◆ **GOAL**
Report back each line of the records that contains the string "Wireless".
↓↓↓
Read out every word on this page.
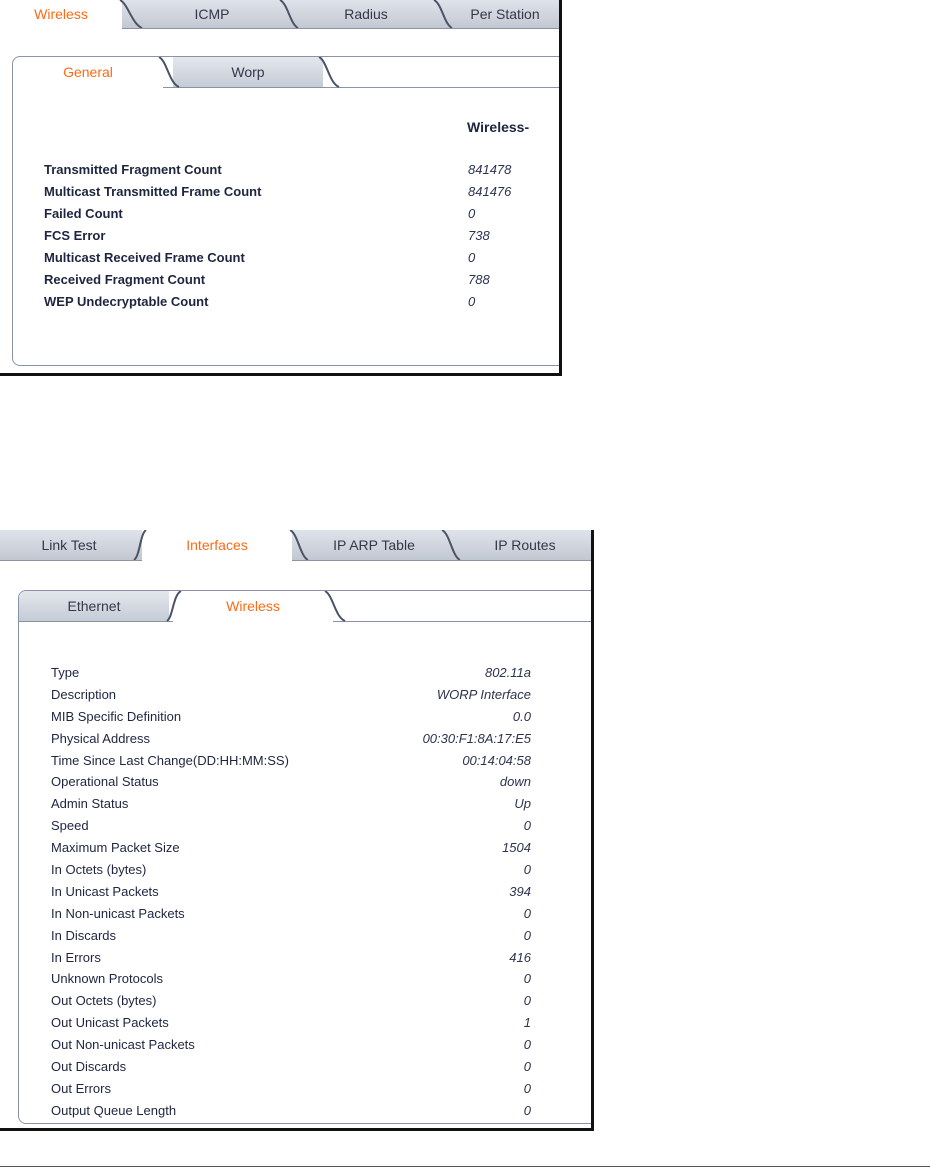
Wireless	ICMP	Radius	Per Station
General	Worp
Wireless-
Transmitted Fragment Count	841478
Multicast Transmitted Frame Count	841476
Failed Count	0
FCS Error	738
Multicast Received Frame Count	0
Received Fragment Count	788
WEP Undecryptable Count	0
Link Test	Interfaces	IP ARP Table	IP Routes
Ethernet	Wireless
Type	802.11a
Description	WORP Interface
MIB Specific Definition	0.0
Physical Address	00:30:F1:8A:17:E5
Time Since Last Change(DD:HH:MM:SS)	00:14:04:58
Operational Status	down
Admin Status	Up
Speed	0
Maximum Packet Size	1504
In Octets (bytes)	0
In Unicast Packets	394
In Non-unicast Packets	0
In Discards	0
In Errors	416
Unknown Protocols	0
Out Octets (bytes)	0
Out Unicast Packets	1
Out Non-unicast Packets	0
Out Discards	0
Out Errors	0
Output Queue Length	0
↑↑↑
◆ **EXERCISE OUTPUT**
Wireless	ICMP	Radius	Per Station
Wireless-
Ethernet	Wireless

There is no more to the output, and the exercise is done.